- **Task directions**
Transcribe the data in full and exactly, omitting any pictures.

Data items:
:::

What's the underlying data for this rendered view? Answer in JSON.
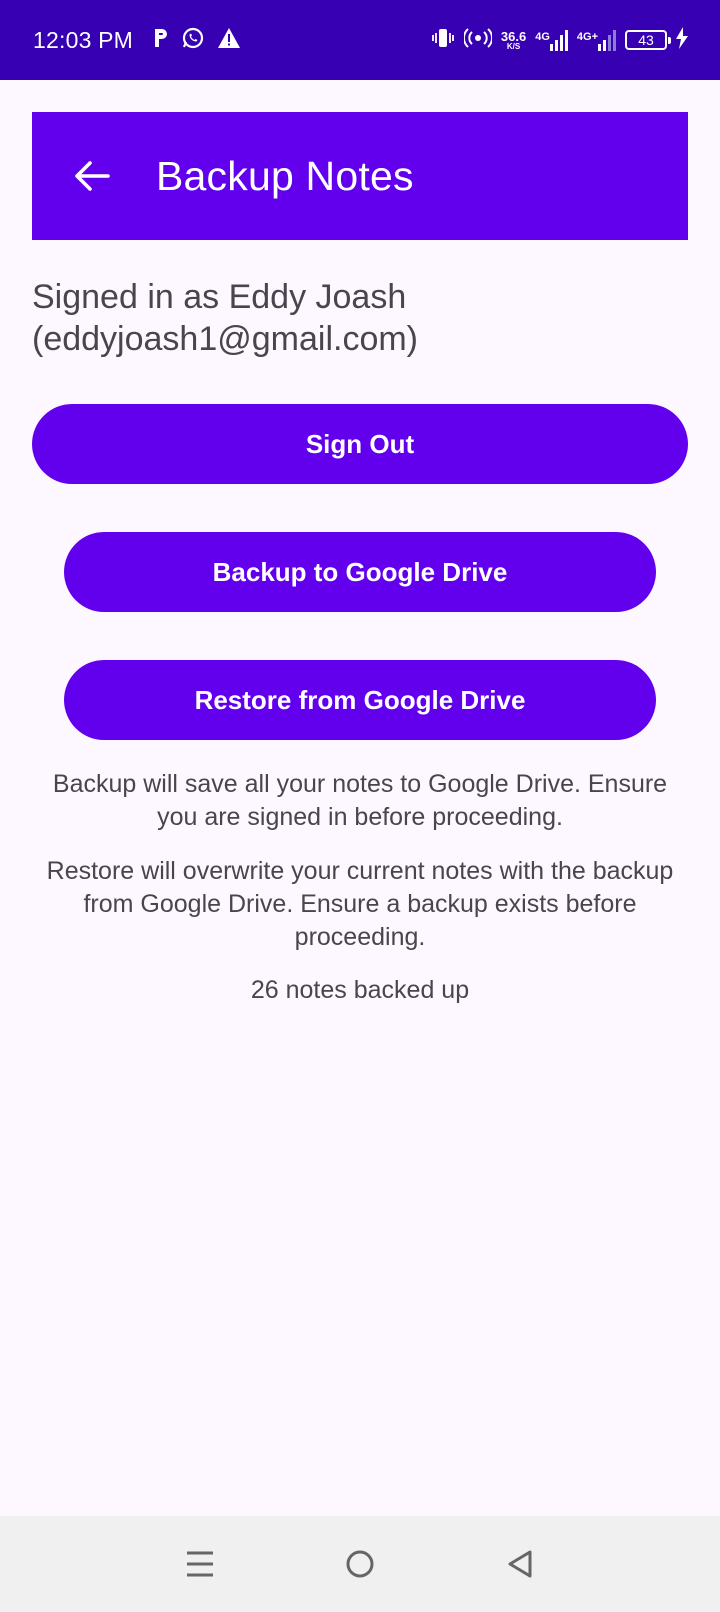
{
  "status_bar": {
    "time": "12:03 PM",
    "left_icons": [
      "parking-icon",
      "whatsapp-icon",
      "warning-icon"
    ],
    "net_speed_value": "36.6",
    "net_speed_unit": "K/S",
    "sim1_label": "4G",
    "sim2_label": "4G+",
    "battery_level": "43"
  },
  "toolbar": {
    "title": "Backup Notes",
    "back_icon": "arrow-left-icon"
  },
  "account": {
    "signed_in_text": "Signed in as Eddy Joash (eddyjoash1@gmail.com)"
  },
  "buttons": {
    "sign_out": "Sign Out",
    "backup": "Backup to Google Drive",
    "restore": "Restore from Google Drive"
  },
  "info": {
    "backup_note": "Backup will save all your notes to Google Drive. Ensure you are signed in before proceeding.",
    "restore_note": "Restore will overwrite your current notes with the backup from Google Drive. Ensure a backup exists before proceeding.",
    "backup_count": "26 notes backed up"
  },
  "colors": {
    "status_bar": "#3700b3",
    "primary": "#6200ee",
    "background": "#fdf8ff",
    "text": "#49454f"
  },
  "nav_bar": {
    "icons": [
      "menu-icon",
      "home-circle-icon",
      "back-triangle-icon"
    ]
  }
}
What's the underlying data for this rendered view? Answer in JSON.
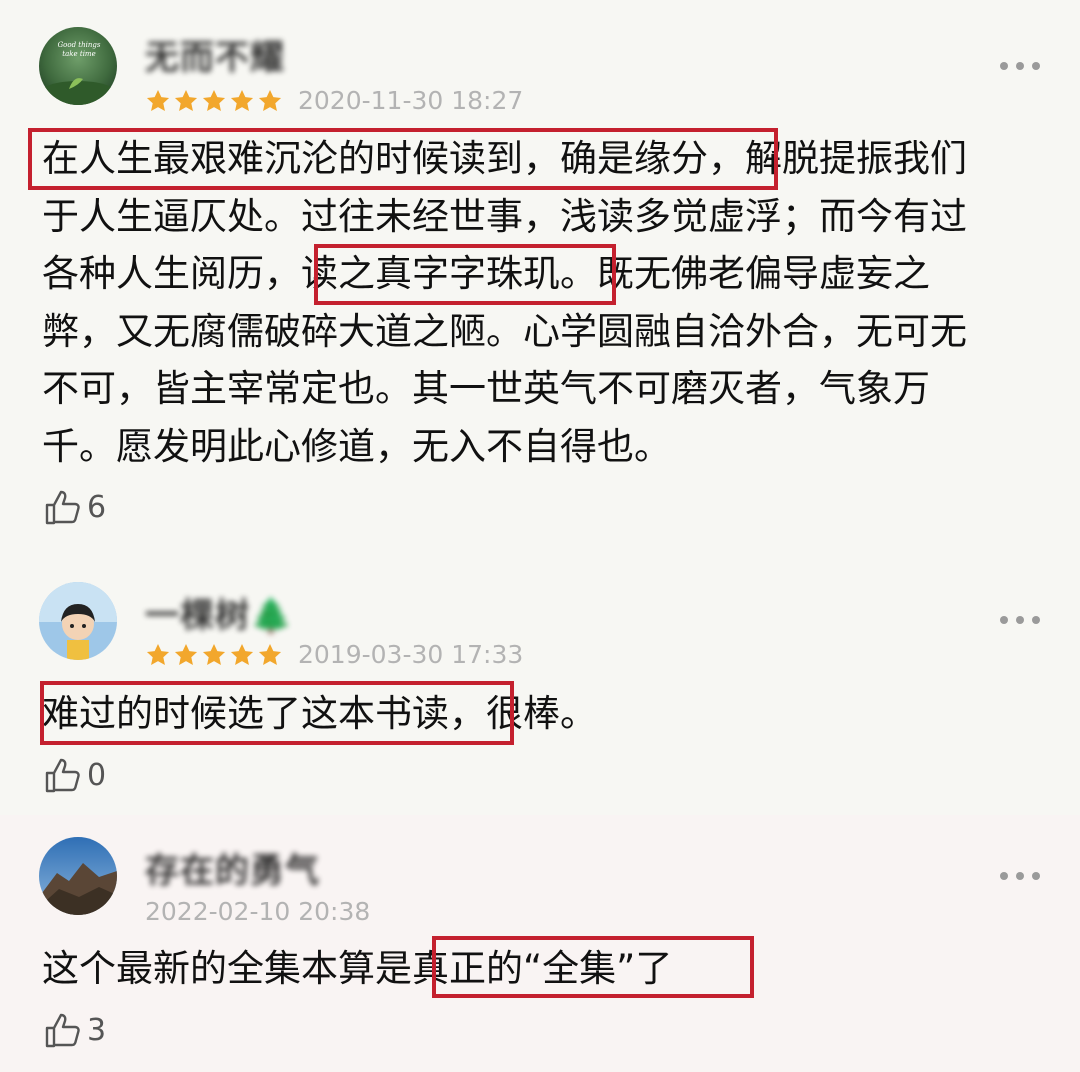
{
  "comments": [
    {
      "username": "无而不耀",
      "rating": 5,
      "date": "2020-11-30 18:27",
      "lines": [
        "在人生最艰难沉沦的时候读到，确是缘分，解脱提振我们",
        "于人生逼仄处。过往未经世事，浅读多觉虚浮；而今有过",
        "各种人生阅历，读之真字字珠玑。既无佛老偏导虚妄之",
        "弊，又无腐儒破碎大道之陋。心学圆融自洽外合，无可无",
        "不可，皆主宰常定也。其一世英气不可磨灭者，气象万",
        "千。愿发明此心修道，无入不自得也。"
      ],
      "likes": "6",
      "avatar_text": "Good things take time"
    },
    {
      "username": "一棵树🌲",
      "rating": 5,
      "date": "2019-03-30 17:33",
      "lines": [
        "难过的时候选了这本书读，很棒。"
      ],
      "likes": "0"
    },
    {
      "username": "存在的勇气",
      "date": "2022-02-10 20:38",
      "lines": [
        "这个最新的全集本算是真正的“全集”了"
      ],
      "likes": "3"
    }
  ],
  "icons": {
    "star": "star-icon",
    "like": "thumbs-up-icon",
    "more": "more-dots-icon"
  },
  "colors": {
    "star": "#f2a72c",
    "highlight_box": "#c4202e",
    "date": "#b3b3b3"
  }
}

:::

- **Problem solution**
What's the underlying data for this rendered view? Answer in JSON.
{
  "status_bar": {
    "time": "12:03 PM",
    "left_icons": [
      "parking-icon",
      "whatsapp-icon",
      "warning-icon"
    ],
    "net_speed_value": "36.6",
    "net_speed_unit": "K/S",
    "sim1_label": "4G",
    "sim2_label": "4G+",
    "battery_level": "43"
  },
  "toolbar": {
    "title": "Backup Notes",
    "back_icon": "arrow-left-icon"
  },
  "account": {
    "signed_in_text": "Signed in as Eddy Joash (eddyjoash1@gmail.com)"
  },
  "buttons": {
    "sign_out": "Sign Out",
    "backup": "Backup to Google Drive",
    "restore": "Restore from Google Drive"
  },
  "info": {
    "backup_note": "Backup will save all your notes to Google Drive. Ensure you are signed in before proceeding.",
    "restore_note": "Restore will overwrite your current notes with the backup from Google Drive. Ensure a backup exists before proceeding.",
    "backup_count": "26 notes backed up"
  },
  "colors": {
    "status_bar": "#3700b3",
    "primary": "#6200ee",
    "background": "#fdf8ff",
    "text": "#49454f"
  },
  "nav_bar": {
    "icons": [
      "menu-icon",
      "home-circle-icon",
      "back-triangle-icon"
    ]
  }
}
What's the underlying data for this rendered view? Answer in JSON.
{
  "comments": [
    {
      "username": "无而不耀",
      "rating": 5,
      "date": "2020-11-30 18:27",
      "lines": [
        "在人生最艰难沉沦的时候读到，确是缘分，解脱提振我们",
        "于人生逼仄处。过往未经世事，浅读多觉虚浮；而今有过",
        "各种人生阅历，读之真字字珠玑。既无佛老偏导虚妄之",
        "弊，又无腐儒破碎大道之陋。心学圆融自洽外合，无可无",
        "不可，皆主宰常定也。其一世英气不可磨灭者，气象万",
        "千。愿发明此心修道，无入不自得也。"
      ],
      "likes": "6",
      "avatar_text": "Good things take time"
    },
    {
      "username": "一棵树🌲",
      "rating": 5,
      "date": "2019-03-30 17:33",
      "lines": [
        "难过的时候选了这本书读，很棒。"
      ],
      "likes": "0"
    },
    {
      "username": "存在的勇气",
      "date": "2022-02-10 20:38",
      "lines": [
        "这个最新的全集本算是真正的“全集”了"
      ],
      "likes": "3"
    }
  ],
  "icons": {
    "star": "star-icon",
    "like": "thumbs-up-icon",
    "more": "more-dots-icon"
  },
  "colors": {
    "star": "#f2a72c",
    "highlight_box": "#c4202e",
    "date": "#b3b3b3"
  }
}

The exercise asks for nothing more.